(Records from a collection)
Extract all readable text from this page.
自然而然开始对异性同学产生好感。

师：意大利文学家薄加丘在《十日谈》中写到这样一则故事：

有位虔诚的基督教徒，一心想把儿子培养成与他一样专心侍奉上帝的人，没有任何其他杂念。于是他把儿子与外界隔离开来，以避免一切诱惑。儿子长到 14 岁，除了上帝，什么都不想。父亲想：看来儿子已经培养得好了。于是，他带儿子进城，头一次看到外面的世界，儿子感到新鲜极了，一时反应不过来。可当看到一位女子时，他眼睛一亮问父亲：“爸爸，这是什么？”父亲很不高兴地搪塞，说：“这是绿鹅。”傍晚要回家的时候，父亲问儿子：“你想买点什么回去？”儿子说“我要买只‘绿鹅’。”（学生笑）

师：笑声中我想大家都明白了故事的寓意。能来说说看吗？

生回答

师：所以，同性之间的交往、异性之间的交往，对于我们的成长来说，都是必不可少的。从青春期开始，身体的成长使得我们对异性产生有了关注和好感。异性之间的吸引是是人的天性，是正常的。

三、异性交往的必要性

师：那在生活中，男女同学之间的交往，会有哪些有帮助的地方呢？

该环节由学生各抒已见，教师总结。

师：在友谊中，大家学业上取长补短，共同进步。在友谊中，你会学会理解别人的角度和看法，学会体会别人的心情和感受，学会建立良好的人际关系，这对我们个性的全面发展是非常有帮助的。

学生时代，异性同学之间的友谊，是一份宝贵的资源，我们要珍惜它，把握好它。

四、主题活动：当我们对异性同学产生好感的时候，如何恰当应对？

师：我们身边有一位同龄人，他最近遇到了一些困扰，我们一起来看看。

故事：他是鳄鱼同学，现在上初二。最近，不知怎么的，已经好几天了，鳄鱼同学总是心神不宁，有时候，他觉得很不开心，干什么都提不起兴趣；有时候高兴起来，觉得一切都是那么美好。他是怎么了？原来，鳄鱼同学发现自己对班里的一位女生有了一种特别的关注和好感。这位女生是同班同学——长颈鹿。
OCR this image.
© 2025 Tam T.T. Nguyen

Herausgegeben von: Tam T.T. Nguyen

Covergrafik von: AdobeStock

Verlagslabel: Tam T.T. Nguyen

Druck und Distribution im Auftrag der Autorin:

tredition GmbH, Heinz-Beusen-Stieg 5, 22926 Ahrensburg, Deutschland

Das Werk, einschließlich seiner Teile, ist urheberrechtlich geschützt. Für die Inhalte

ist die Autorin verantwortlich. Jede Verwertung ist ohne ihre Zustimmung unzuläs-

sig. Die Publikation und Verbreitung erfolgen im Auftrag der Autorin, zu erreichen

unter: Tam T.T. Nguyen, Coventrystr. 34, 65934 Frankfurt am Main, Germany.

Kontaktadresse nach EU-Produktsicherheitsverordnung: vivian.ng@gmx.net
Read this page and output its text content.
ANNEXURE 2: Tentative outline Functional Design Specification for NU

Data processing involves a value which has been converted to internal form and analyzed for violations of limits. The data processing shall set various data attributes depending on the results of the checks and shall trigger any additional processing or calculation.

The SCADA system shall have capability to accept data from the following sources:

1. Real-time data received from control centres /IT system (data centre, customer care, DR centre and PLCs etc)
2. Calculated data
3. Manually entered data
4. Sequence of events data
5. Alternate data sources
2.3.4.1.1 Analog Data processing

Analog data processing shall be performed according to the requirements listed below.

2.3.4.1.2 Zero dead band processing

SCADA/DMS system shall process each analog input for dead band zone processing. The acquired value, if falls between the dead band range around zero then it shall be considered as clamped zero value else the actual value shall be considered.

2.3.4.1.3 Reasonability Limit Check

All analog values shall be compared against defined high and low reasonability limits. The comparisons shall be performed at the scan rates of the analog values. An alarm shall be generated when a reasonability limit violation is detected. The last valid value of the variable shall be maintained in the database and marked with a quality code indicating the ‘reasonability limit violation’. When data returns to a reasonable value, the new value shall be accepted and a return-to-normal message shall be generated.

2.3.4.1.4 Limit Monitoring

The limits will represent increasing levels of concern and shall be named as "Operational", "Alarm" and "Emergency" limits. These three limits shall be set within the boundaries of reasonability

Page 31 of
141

• Prompt
Pick out every line holding the string "text" and return it.

• Exercise response
Extract all readable text from this page.
Read this page and output its text content.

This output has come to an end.